>>>

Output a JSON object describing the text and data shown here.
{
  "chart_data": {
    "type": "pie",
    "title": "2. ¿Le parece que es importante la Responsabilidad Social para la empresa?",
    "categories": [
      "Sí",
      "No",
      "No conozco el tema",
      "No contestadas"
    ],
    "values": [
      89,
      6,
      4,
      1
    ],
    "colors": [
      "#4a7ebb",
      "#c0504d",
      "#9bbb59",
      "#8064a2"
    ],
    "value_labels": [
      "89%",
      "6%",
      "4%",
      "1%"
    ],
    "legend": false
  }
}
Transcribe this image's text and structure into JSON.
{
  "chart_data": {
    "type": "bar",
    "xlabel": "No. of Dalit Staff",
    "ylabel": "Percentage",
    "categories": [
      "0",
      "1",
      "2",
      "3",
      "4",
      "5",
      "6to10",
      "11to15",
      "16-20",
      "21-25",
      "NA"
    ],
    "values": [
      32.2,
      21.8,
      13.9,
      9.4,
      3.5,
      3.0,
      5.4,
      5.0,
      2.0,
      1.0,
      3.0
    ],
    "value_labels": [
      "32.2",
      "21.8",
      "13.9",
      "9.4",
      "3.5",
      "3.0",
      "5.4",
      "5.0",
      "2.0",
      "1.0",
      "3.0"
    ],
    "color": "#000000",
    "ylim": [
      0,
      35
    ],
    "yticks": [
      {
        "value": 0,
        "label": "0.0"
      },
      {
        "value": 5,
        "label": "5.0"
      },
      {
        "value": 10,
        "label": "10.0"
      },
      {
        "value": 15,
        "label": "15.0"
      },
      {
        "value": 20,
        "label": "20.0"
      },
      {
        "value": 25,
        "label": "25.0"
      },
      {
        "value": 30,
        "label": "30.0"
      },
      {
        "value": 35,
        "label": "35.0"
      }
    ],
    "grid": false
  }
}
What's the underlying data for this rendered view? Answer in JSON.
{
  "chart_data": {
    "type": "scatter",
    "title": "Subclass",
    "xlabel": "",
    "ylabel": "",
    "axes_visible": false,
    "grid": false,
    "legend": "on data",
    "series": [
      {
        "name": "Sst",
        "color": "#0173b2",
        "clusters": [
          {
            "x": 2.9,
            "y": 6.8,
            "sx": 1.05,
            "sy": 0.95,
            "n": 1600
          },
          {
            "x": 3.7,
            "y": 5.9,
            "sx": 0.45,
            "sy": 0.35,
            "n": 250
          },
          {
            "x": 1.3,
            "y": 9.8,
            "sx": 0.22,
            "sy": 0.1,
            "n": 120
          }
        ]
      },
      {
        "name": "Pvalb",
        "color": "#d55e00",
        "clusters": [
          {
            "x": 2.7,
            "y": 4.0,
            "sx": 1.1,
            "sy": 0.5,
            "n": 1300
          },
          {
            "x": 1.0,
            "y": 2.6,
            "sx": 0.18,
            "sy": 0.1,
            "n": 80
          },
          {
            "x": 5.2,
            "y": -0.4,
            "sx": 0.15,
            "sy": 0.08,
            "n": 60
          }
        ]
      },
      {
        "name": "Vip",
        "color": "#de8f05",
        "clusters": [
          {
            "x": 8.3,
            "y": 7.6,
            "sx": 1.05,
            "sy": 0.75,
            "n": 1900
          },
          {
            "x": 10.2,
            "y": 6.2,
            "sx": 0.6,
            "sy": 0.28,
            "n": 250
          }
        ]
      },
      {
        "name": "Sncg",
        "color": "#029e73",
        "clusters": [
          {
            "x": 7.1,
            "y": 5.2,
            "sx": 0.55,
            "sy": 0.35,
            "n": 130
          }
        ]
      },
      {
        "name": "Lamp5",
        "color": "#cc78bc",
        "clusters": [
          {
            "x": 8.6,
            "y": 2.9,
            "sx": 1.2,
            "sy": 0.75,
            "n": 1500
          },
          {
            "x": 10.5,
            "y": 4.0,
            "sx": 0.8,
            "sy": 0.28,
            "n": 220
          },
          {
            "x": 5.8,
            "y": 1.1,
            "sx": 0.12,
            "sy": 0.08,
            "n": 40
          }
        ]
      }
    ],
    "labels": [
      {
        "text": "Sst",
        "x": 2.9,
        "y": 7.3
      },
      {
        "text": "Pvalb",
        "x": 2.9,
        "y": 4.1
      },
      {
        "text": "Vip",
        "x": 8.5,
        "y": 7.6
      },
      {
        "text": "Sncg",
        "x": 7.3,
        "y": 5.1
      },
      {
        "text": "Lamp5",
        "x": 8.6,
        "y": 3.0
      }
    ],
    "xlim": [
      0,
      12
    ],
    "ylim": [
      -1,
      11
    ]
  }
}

<<<

Count up every line above that has the word "text" in it; answer with the number alone.

[RESPONSE FOR THIS EXERCISE]: 7